SOURCE –
--------
Edison signs additional binding agreements for the acquisition of a 5.039% interest in Frendy Energy

Milan, 27 July 2017 – In this press release, reference is made to that circulated on 17 July 2017 concerning the signing by Edison, Cryn Finance and a minority shareholder of a binding agreement governing the acquisition by Edison, for a contractually defined price, of a 45.039% interest1 in Frendy Energy S.p.A. (Frendy), a company with shares listed on AIM Italia – Alternative Capital Market.

In particular, attention should be drawn to one of the conditions precedent set out in the agreement, as mentioned in the above press release: closing is contingent on the attainment by Edison, in a single context, of no less than 50.01% of the voting rights of Frendy, including through purchases of Frendy shares from third parties at the same price agreed with Cryn Finance (the Additional Purchases) and on the signing of the agreements relating to such Additional Purchases by 1 August 2017.

In this latter regard, it should also be remarked that on today's date Edison signed binding agreements with Milanesio Srl and Frendy Energy Spa for the purchase of additional Frendy Energy shares, representing a total equity interest of [5.039%] in Frendy Energy S.p.A., at the same price as established for the purchases from Cryn Finance. Accordingly, the above condition precedent has been satisfied.
--------
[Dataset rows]
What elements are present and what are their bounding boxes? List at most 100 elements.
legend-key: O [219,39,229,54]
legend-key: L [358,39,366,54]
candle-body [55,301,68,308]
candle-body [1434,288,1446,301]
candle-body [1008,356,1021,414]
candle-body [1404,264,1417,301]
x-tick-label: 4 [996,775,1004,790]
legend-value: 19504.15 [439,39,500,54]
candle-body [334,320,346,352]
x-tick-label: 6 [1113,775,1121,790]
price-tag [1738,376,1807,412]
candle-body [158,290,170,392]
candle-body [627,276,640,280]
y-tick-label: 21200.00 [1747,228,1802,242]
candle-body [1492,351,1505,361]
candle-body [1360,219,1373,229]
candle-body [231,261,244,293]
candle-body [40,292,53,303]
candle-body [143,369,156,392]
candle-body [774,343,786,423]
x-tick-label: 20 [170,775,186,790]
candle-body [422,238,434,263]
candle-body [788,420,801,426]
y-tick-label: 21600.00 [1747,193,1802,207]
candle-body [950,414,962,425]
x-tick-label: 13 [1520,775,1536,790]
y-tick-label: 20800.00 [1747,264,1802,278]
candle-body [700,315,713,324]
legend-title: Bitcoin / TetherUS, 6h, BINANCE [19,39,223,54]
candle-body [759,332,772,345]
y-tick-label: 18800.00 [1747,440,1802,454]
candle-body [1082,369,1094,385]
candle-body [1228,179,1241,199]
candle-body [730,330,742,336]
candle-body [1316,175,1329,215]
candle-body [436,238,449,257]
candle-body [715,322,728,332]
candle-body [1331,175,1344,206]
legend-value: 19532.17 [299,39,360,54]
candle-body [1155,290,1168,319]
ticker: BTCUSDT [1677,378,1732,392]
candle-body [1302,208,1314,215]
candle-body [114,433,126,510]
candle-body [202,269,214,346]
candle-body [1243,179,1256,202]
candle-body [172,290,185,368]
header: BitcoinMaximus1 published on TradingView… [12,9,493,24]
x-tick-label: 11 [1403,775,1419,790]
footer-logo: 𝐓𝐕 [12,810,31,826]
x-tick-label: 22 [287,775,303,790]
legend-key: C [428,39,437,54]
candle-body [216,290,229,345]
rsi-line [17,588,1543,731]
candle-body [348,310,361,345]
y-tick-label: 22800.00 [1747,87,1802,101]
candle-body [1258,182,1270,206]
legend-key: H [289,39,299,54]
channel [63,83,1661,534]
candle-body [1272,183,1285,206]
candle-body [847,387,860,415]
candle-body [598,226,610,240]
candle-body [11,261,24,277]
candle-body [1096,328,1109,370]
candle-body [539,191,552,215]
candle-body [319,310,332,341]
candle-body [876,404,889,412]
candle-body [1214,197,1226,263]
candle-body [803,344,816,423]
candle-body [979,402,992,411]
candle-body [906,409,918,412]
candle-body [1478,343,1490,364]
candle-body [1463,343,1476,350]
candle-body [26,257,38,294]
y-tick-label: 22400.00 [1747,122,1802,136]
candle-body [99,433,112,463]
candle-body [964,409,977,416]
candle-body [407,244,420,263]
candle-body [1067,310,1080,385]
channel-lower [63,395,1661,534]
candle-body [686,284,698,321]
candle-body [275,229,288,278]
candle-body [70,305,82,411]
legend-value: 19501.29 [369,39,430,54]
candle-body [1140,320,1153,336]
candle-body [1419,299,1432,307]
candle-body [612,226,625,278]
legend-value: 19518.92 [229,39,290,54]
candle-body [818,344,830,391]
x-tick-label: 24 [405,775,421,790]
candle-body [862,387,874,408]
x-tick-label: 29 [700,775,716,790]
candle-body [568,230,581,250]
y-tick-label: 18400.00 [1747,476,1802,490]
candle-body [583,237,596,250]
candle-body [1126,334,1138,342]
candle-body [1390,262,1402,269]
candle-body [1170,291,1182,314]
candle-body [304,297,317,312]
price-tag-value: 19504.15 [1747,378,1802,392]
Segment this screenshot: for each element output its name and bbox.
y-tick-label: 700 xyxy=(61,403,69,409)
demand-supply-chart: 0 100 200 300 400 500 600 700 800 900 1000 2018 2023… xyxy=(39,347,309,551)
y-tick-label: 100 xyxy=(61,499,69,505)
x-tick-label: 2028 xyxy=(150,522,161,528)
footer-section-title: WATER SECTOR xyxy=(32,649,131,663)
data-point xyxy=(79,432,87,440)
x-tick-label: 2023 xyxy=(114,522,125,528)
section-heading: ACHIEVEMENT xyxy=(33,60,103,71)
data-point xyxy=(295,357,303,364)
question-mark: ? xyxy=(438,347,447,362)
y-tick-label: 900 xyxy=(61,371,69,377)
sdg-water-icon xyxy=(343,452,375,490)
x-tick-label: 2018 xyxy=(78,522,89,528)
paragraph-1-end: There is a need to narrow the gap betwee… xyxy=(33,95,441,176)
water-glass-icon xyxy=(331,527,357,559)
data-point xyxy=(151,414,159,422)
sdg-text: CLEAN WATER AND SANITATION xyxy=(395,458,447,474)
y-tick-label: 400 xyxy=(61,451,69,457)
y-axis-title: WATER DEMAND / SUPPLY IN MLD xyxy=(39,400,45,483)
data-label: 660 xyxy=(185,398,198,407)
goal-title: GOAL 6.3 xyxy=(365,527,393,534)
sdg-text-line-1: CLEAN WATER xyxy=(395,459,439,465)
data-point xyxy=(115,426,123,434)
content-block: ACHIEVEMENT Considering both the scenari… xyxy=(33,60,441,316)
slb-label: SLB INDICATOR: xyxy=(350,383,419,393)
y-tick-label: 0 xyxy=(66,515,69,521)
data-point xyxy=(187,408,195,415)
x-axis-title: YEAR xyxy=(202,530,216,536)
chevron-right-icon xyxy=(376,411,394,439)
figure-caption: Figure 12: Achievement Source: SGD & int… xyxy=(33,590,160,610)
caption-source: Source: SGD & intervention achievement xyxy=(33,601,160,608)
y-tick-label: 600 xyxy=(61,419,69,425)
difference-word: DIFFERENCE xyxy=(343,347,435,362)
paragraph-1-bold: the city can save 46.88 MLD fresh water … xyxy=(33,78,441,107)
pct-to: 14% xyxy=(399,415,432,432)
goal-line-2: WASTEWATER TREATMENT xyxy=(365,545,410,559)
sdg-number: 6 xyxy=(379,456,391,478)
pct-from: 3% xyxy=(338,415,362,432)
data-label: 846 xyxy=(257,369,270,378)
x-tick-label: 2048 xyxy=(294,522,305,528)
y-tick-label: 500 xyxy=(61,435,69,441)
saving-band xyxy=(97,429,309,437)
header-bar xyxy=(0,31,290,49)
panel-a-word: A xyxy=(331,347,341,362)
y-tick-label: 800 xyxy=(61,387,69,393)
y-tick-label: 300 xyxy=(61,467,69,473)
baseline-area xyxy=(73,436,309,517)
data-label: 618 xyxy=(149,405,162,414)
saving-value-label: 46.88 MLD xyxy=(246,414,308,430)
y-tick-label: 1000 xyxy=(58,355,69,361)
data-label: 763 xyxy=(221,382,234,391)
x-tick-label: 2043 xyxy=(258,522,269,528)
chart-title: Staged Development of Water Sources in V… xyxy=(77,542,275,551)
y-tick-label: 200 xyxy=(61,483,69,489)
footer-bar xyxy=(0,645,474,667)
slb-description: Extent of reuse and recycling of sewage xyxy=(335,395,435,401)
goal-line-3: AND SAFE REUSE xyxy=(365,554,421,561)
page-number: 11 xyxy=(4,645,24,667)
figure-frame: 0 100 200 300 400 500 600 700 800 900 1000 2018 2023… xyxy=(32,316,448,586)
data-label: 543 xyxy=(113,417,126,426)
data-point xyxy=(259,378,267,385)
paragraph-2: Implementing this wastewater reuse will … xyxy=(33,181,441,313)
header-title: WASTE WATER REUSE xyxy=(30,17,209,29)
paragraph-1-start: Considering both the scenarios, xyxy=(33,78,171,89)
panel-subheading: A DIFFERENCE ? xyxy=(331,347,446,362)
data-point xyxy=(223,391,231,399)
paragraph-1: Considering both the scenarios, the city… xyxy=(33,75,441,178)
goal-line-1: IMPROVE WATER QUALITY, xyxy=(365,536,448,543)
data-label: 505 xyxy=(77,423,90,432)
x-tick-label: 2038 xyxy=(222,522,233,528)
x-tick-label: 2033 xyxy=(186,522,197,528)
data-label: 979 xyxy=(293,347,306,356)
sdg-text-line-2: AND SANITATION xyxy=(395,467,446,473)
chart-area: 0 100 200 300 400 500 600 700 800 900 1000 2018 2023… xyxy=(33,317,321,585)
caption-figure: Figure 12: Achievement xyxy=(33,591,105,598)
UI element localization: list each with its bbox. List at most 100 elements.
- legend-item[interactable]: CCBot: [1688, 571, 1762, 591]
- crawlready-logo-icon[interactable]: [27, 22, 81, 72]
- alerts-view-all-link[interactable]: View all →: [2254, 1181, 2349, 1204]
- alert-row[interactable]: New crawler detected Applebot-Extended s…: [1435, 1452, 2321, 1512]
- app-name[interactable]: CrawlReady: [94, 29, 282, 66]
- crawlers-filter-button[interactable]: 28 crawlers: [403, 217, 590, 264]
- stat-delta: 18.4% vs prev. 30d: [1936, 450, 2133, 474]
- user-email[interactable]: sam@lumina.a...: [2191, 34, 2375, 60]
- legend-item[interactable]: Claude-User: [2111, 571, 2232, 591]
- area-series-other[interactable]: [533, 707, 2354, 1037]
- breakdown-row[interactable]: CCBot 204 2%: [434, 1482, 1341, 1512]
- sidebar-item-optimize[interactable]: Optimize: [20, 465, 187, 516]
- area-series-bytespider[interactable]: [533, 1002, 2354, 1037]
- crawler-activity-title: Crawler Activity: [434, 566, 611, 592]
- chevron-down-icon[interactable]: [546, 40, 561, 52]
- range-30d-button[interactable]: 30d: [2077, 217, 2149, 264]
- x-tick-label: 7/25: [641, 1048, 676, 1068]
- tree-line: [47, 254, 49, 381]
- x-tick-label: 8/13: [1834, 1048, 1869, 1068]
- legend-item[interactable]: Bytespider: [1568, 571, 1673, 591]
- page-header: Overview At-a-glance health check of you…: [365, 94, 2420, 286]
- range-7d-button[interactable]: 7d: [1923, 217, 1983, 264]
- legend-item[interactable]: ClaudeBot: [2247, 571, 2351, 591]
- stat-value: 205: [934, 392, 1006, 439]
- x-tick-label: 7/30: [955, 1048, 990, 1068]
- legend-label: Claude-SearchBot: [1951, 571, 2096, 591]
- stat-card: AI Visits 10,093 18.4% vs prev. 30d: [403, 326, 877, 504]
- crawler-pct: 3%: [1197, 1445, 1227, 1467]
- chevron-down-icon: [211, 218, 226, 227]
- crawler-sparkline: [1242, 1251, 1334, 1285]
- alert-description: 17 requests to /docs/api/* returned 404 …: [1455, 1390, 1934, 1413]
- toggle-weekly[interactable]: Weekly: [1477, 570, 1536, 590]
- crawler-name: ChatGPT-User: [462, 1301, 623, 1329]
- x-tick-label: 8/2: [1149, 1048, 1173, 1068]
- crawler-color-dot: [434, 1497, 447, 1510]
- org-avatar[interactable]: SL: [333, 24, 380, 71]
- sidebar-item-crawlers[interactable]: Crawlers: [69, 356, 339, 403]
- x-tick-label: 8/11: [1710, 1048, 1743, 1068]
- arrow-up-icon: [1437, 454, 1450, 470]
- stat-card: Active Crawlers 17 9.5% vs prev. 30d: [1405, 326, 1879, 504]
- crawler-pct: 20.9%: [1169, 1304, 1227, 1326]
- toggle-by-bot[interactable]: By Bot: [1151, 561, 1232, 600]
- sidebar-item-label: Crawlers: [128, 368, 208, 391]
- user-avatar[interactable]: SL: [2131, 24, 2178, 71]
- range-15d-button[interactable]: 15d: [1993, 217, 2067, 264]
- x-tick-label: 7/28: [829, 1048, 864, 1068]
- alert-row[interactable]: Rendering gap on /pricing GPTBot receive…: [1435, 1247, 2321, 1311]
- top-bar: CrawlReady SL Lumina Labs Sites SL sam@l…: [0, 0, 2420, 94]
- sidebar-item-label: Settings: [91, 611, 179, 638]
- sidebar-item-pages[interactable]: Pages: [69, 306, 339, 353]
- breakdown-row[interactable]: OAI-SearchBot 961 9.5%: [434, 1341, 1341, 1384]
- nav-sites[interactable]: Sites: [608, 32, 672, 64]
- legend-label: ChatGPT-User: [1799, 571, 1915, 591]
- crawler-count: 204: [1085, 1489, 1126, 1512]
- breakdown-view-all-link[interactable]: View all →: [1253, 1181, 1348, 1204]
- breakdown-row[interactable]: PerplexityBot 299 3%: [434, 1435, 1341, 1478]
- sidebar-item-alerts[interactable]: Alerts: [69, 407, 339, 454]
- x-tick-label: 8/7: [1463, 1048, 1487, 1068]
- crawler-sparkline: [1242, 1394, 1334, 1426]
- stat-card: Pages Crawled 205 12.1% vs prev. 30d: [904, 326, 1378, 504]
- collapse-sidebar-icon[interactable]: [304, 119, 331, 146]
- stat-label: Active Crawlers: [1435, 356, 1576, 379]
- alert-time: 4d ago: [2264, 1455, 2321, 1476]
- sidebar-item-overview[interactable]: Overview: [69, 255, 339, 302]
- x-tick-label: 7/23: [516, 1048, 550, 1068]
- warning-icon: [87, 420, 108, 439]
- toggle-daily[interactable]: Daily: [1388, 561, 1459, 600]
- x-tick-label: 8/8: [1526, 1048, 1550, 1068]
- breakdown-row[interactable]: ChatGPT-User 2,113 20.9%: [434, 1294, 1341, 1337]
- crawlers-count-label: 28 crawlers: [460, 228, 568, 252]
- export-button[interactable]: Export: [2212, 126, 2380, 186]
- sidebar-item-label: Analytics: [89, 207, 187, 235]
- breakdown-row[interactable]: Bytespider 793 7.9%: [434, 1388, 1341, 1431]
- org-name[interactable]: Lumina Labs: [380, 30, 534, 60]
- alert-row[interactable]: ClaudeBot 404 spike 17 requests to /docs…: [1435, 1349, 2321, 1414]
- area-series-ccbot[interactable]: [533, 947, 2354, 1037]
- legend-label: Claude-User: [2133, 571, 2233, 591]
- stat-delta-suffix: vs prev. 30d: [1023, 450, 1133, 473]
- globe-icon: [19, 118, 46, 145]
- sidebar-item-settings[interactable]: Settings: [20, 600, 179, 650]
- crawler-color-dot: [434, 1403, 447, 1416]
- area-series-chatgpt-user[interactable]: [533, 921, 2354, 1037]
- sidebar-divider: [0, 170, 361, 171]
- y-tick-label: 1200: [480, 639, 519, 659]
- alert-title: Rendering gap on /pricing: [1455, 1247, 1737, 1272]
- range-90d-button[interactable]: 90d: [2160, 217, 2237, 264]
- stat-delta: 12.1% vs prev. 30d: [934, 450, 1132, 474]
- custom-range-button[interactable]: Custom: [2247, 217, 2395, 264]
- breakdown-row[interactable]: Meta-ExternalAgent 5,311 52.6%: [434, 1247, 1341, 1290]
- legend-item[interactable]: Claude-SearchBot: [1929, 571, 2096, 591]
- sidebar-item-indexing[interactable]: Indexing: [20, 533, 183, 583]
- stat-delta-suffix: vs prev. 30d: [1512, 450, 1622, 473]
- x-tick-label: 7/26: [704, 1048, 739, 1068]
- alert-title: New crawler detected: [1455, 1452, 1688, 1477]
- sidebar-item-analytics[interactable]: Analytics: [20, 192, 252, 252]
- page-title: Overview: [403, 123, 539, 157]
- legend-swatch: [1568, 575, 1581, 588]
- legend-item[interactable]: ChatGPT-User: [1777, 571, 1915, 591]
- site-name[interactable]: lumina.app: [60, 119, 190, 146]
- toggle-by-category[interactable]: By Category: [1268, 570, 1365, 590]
--------
TASKS –
1. According to the press release, by what date did the agreements for the Additional Purchases need to be signed?
2. Decide whether each statement agrees with the press release: (a) Edison signed binding agreements with Milanesio Srl and Frendy Energy Spa. (b) The additional Frendy shares are bought at a higher price than the shares from Cryn Finance. (c) Frendy's shares are listed on AIM Italia. For each, answer yes or no and quote the words of the press release that decide it.

PER-TASK OUTPUTS –
1. By 1 August 2017.

2.
(a) Yes: "Edison signed binding agreements with Milanesio Srl and Frendy Energy Spa"
(b) No: "at the same price as established for the purchases from Cryn Finance"
(c) Yes: "a company with shares listed on AIM Italia – Alternative Capital Market"